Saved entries
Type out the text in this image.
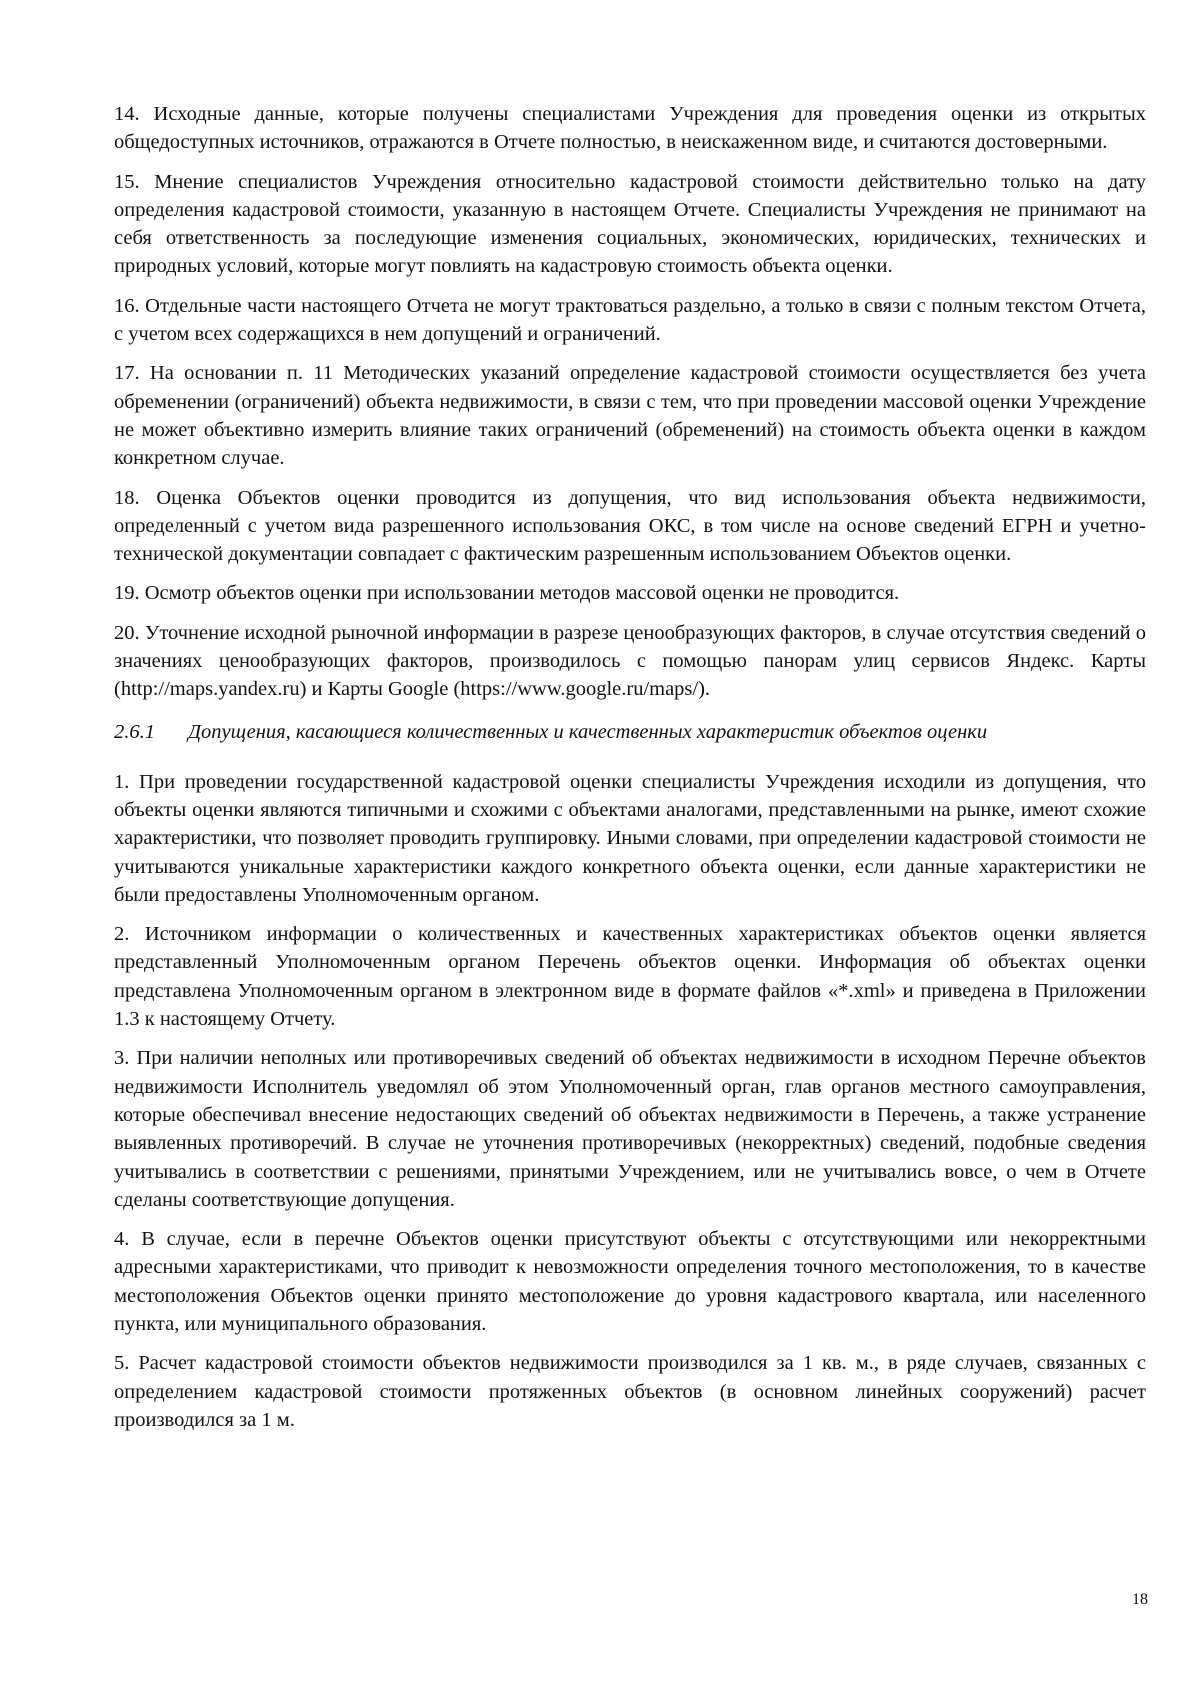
14. Исходные данные, которые получены специалистами Учреждения для проведения оценки из открытых общедоступных источников, отражаются в Отчете полностью, в неискаженном виде, и считаются достоверными.

15. Мнение специалистов Учреждения относительно кадастровой стоимости действительно только на дату определения кадастровой стоимости, указанную в настоящем Отчете. Специалисты Учреждения не принимают на себя ответственность за последующие изменения социальных, экономических, юридических, технических и природных условий, которые могут повлиять на кадастровую стоимость объекта оценки.

16. Отдельные части настоящего Отчета не могут трактоваться раздельно, а только в связи с полным текстом Отчета, с учетом всех содержащихся в нем допущений и ограничений.

17. На основании п. 11 Методических указаний определение кадастровой стоимости осуществляется без учета обременении (ограничений) объекта недвижимости, в связи с тем, что при проведении массовой оценки Учреждение не может объективно измерить влияние таких ограничений (обременений) на стоимость объекта оценки в каждом конкретном случае.

18. Оценка Объектов оценки проводится из допущения, что вид использования объекта недвижимости, определенный с учетом вида разрешенного использования ОКС, в том числе на основе сведений ЕГРН и учетно-технической документации совпадает с фактическим разрешенным использованием Объектов оценки.

19. Осмотр объектов оценки при использовании методов массовой оценки не проводится.

20. Уточнение исходной рыночной информации в разрезе ценообразующих факторов, в случае отсутствия сведений о значениях ценообразующих факторов, производилось с помощью панорам улиц сервисов Яндекс. Карты (http://maps.yandex.ru) и Карты Google (https://www.google.ru/maps/).

2.6.1 Допущения, касающиеся количественных и качественных характеристик объектов оценки

1. При проведении государственной кадастровой оценки специалисты Учреждения исходили из допущения, что объекты оценки являются типичными и схожими с объектами аналогами, представленными на рынке, имеют схожие характеристики, что позволяет проводить группировку. Иными словами, при определении кадастровой стоимости не учитываются уникальные характеристики каждого конкретного объекта оценки, если данные характеристики не были предоставлены Уполномоченным органом.

2. Источником информации о количественных и качественных характеристиках объектов оценки является представленный Уполномоченным органом Перечень объектов оценки. Информация об объектах оценки представлена Уполномоченным органом в электронном виде в формате файлов «*.xml» и приведена в Приложении 1.3 к настоящему Отчету.

3. При наличии неполных или противоречивых сведений об объектах недвижимости в исходном Перечне объектов недвижимости Исполнитель уведомлял об этом Уполномоченный орган, глав органов местного самоуправления, которые обеспечивал внесение недостающих сведений об объектах недвижимости в Перечень, а также устранение выявленных противоречий. В случае не уточнения противоречивых (некорректных) сведений, подобные сведения учитывались в соответствии с решениями, принятыми Учреждением, или не учитывались вовсе, о чем в Отчете сделаны соответствующие допущения.

4. В случае, если в перечне Объектов оценки присутствуют объекты с отсутствующими или некорректными адресными характеристиками, что приводит к невозможности определения точного местоположения, то в качестве местоположения Объектов оценки принято местоположение до уровня кадастрового квартала, или населенного пункта, или муниципального образования.

5. Расчет кадастровой стоимости объектов недвижимости производился за 1 кв. м., в ряде случаев, связанных с определением кадастровой стоимости протяженных объектов (в основном линейных сооружений) расчет производился за 1 м.

18
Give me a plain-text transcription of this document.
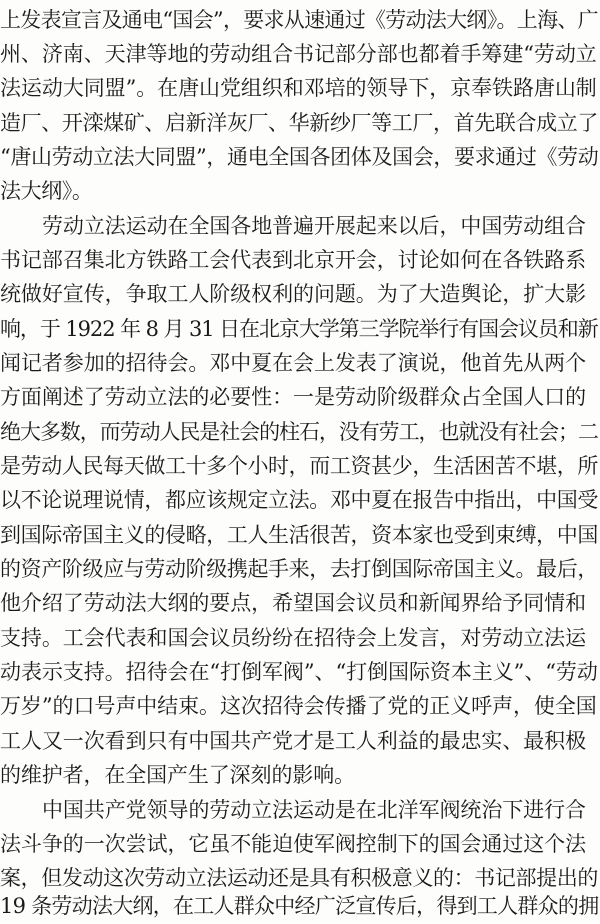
上发表宣言及通电“国会”，要求从速通过《劳动法大纲》。上海、广
州、济南、天津等地的劳动组合书记部分部也都着手筹建“劳动立
法运动大同盟”。在唐山党组织和邓培的领导下，京奉铁路唐山制
造厂、开滦煤矿、启新洋灰厂、华新纱厂等工厂，首先联合成立了
“唐山劳动立法大同盟”，通电全国各团体及国会，要求通过《劳动
法大纲》。
劳动立法运动在全国各地普遍开展起来以后，中国劳动组合
书记部召集北方铁路工会代表到北京开会，讨论如何在各铁路系
统做好宣传，争取工人阶级权利的问题。为了大造舆论，扩大影
响，于 1922 年 8 月 31 日在北京大学第三学院举行有国会议员和新
闻记者参加的招待会。邓中夏在会上发表了演说，他首先从两个
方面阐述了劳动立法的必要性：一是劳动阶级群众占全国人口的
绝大多数，而劳动人民是社会的柱石，没有劳工，也就没有社会；二
是劳动人民每天做工十多个小时，而工资甚少，生活困苦不堪，所
以不论说理说情，都应该规定立法。邓中夏在报告中指出，中国受
到国际帝国主义的侵略，工人生活很苦，资本家也受到束缚，中国
的资产阶级应与劳动阶级携起手来，去打倒国际帝国主义。最后，
他介绍了劳动法大纲的要点，希望国会议员和新闻界给予同情和
支持。工会代表和国会议员纷纷在招待会上发言，对劳动立法运
动表示支持。招待会在“打倒军阀”、“打倒国际资本主义”、“劳动
万岁”的口号声中结束。这次招待会传播了党的正义呼声，使全国
工人又一次看到只有中国共产党才是工人利益的最忠实、最积极
的维护者，在全国产生了深刻的影响。
中国共产党领导的劳动立法运动是在北洋军阀统治下进行合
法斗争的一次尝试，它虽不能迫使军阀控制下的国会通过这个法
案，但发动这次劳动立法运动还是具有积极意义的：书记部提出的
19 条劳动法大纲，在工人群众中经广泛宣传后，得到工人群众的拥
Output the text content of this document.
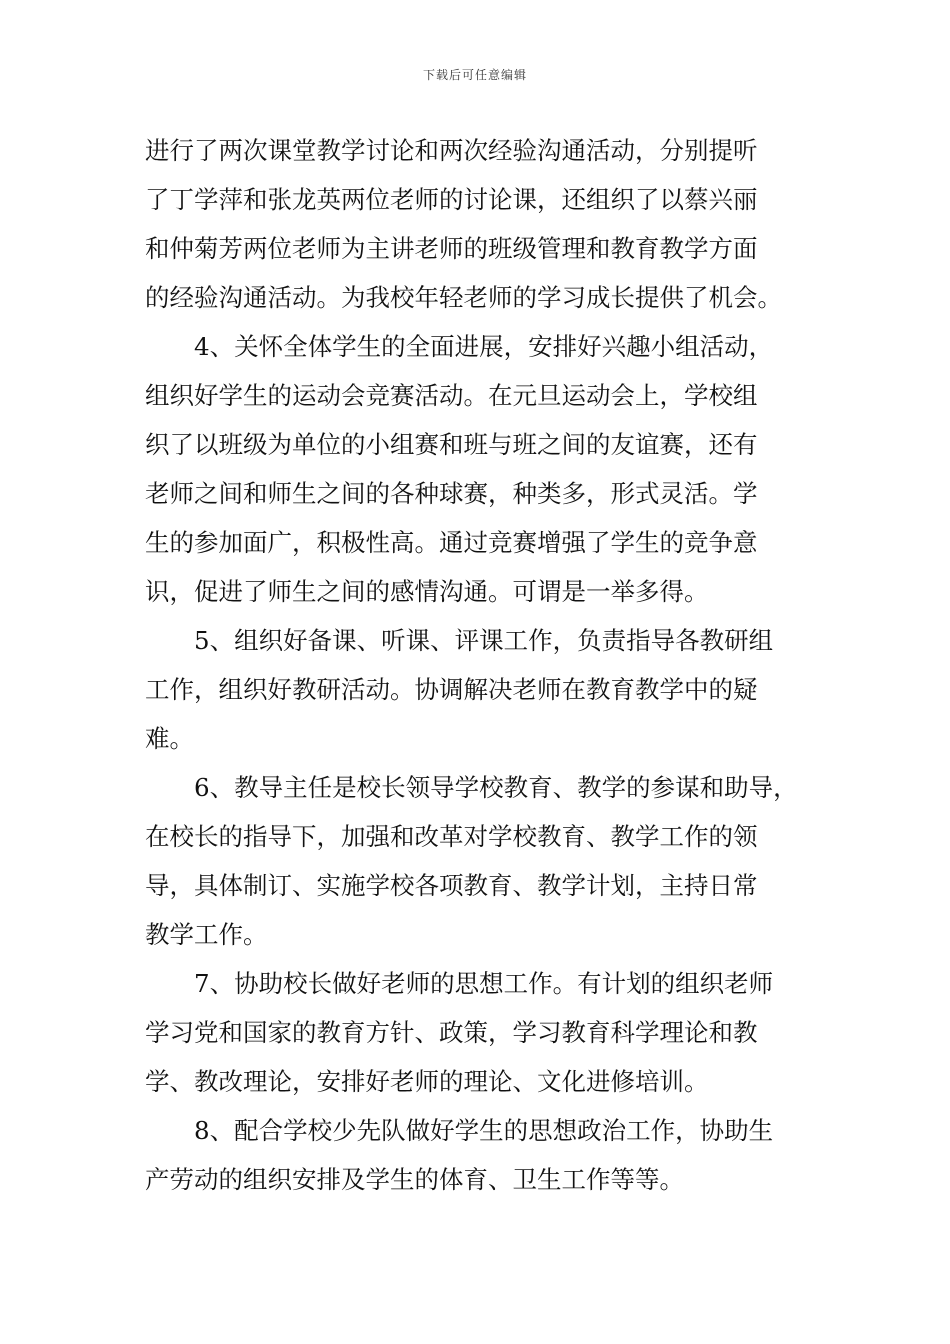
下载后可任意编辑
进行了两次课堂教学讨论和两次经验沟通活动，分别提听
了丁学萍和张龙英两位老师的讨论课，还组织了以蔡兴丽
和仲菊芳两位老师为主讲老师的班级管理和教育教学方面
的经验沟通活动。为我校年轻老师的学习成长提供了机会。
4、关怀全体学生的全面进展，安排好兴趣小组活动，
组织好学生的运动会竞赛活动。在元旦运动会上，学校组
织了以班级为单位的小组赛和班与班之间的友谊赛，还有
老师之间和师生之间的各种球赛，种类多，形式灵活。学
生的参加面广，积极性高。通过竞赛增强了学生的竞争意
识，促进了师生之间的感情沟通。可谓是一举多得。
5、组织好备课、听课、评课工作，负责指导各教研组
工作，组织好教研活动。协调解决老师在教育教学中的疑
难。
6、教导主任是校长领导学校教育、教学的参谋和助导，
在校长的指导下，加强和改革对学校教育、教学工作的领
导，具体制订、实施学校各项教育、教学计划，主持日常
教学工作。
7、协助校长做好老师的思想工作。有计划的组织老师
学习党和国家的教育方针、政策，学习教育科学理论和教
学、教改理论，安排好老师的理论、文化进修培训。
8、配合学校少先队做好学生的思想政治工作，协助生
产劳动的组织安排及学生的体育、卫生工作等等。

● **Requirement**
Quote the listing above in full, except for the pictures.

● **Full response**
Type out the text in this image.
14. Исходные данные, которые получены специалистами Учреждения для проведения оценки из открытых общедоступных источников, отражаются в Отчете полностью, в неискаженном виде, и считаются достоверными.

15. Мнение специалистов Учреждения относительно кадастровой стоимости действительно только на дату определения кадастровой стоимости, указанную в настоящем Отчете. Специалисты Учреждения не принимают на себя ответственность за последующие изменения социальных, экономических, юридических, технических и природных условий, которые могут повлиять на кадастровую стоимость объекта оценки.

16. Отдельные части настоящего Отчета не могут трактоваться раздельно, а только в связи с полным текстом Отчета, с учетом всех содержащихся в нем допущений и ограничений.

17. На основании п. 11 Методических указаний определение кадастровой стоимости осуществляется без учета обременении (ограничений) объекта недвижимости, в связи с тем, что при проведении массовой оценки Учреждение не может объективно измерить влияние таких ограничений (обременений) на стоимость объекта оценки в каждом конкретном случае.

18. Оценка Объектов оценки проводится из допущения, что вид использования объекта недвижимости, определенный с учетом вида разрешенного использования ОКС, в том числе на основе сведений ЕГРН и учетно-технической документации совпадает с фактическим разрешенным использованием Объектов оценки.

19. Осмотр объектов оценки при использовании методов массовой оценки не проводится.

20. Уточнение исходной рыночной информации в разрезе ценообразующих факторов, в случае отсутствия сведений о значениях ценообразующих факторов, производилось с помощью панорам улиц сервисов Яндекс. Карты (http://maps.yandex.ru) и Карты Google (https://www.google.ru/maps/).

2.6.1 Допущения, касающиеся количественных и качественных характеристик объектов оценки

1. При проведении государственной кадастровой оценки специалисты Учреждения исходили из допущения, что объекты оценки являются типичными и схожими с объектами аналогами, представленными на рынке, имеют схожие характеристики, что позволяет проводить группировку. Иными словами, при определении кадастровой стоимости не учитываются уникальные характеристики каждого конкретного объекта оценки, если данные характеристики не были предоставлены Уполномоченным органом.

2. Источником информации о количественных и качественных характеристиках объектов оценки является представленный Уполномоченным органом Перечень объектов оценки. Информация об объектах оценки представлена Уполномоченным органом в электронном виде в формате файлов «*.xml» и приведена в Приложении 1.3 к настоящему Отчету.

3. При наличии неполных или противоречивых сведений об объектах недвижимости в исходном Перечне объектов недвижимости Исполнитель уведомлял об этом Уполномоченный орган, глав органов местного самоуправления, которые обеспечивал внесение недостающих сведений об объектах недвижимости в Перечень, а также устранение выявленных противоречий. В случае не уточнения противоречивых (некорректных) сведений, подобные сведения учитывались в соответствии с решениями, принятыми Учреждением, или не учитывались вовсе, о чем в Отчете сделаны соответствующие допущения.

4. В случае, если в перечне Объектов оценки присутствуют объекты с отсутствующими или некорректными адресными характеристиками, что приводит к невозможности определения точного местоположения, то в качестве местоположения Объектов оценки принято местоположение до уровня кадастрового квартала, или населенного пункта, или муниципального образования.

5. Расчет кадастровой стоимости объектов недвижимости производился за 1 кв. м., в ряде случаев, связанных с определением кадастровой стоимости протяженных объектов (в основном линейных сооружений) расчет производился за 1 м.

18
Give me a plain-text transcription of this document.
上发表宣言及通电“国会”，要求从速通过《劳动法大纲》。上海、广
州、济南、天津等地的劳动组合书记部分部也都着手筹建“劳动立
法运动大同盟”。在唐山党组织和邓培的领导下，京奉铁路唐山制
造厂、开滦煤矿、启新洋灰厂、华新纱厂等工厂，首先联合成立了
“唐山劳动立法大同盟”，通电全国各团体及国会，要求通过《劳动
法大纲》。
劳动立法运动在全国各地普遍开展起来以后，中国劳动组合
书记部召集北方铁路工会代表到北京开会，讨论如何在各铁路系
统做好宣传，争取工人阶级权利的问题。为了大造舆论，扩大影
响，于 1922 年 8 月 31 日在北京大学第三学院举行有国会议员和新
闻记者参加的招待会。邓中夏在会上发表了演说，他首先从两个
方面阐述了劳动立法的必要性：一是劳动阶级群众占全国人口的
绝大多数，而劳动人民是社会的柱石，没有劳工，也就没有社会；二
是劳动人民每天做工十多个小时，而工资甚少，生活困苦不堪，所
以不论说理说情，都应该规定立法。邓中夏在报告中指出，中国受
到国际帝国主义的侵略，工人生活很苦，资本家也受到束缚，中国
的资产阶级应与劳动阶级携起手来，去打倒国际帝国主义。最后，
他介绍了劳动法大纲的要点，希望国会议员和新闻界给予同情和
支持。工会代表和国会议员纷纷在招待会上发言，对劳动立法运
动表示支持。招待会在“打倒军阀”、“打倒国际资本主义”、“劳动
万岁”的口号声中结束。这次招待会传播了党的正义呼声，使全国
工人又一次看到只有中国共产党才是工人利益的最忠实、最积极
的维护者，在全国产生了深刻的影响。
中国共产党领导的劳动立法运动是在北洋军阀统治下进行合
法斗争的一次尝试，它虽不能迫使军阀控制下的国会通过这个法
案，但发动这次劳动立法运动还是具有积极意义的：书记部提出的
19 条劳动法大纲，在工人群众中经广泛宣传后，得到工人群众的拥
Output the text content of this document.
下载后可任意编辑
进行了两次课堂教学讨论和两次经验沟通活动，分别提听
了丁学萍和张龙英两位老师的讨论课，还组织了以蔡兴丽
和仲菊芳两位老师为主讲老师的班级管理和教育教学方面
的经验沟通活动。为我校年轻老师的学习成长提供了机会。
4、关怀全体学生的全面进展，安排好兴趣小组活动，
组织好学生的运动会竞赛活动。在元旦运动会上，学校组
织了以班级为单位的小组赛和班与班之间的友谊赛，还有
老师之间和师生之间的各种球赛，种类多，形式灵活。学
生的参加面广，积极性高。通过竞赛增强了学生的竞争意
识，促进了师生之间的感情沟通。可谓是一举多得。
5、组织好备课、听课、评课工作，负责指导各教研组
工作，组织好教研活动。协调解决老师在教育教学中的疑
难。
6、教导主任是校长领导学校教育、教学的参谋和助导，
在校长的指导下，加强和改革对学校教育、教学工作的领
导，具体制订、实施学校各项教育、教学计划，主持日常
教学工作。
7、协助校长做好老师的思想工作。有计划的组织老师
学习党和国家的教育方针、政策，学习教育科学理论和教
学、教改理论，安排好老师的理论、文化进修培训。
8、配合学校少先队做好学生的思想政治工作，协助生
产劳动的组织安排及学生的体育、卫生工作等等。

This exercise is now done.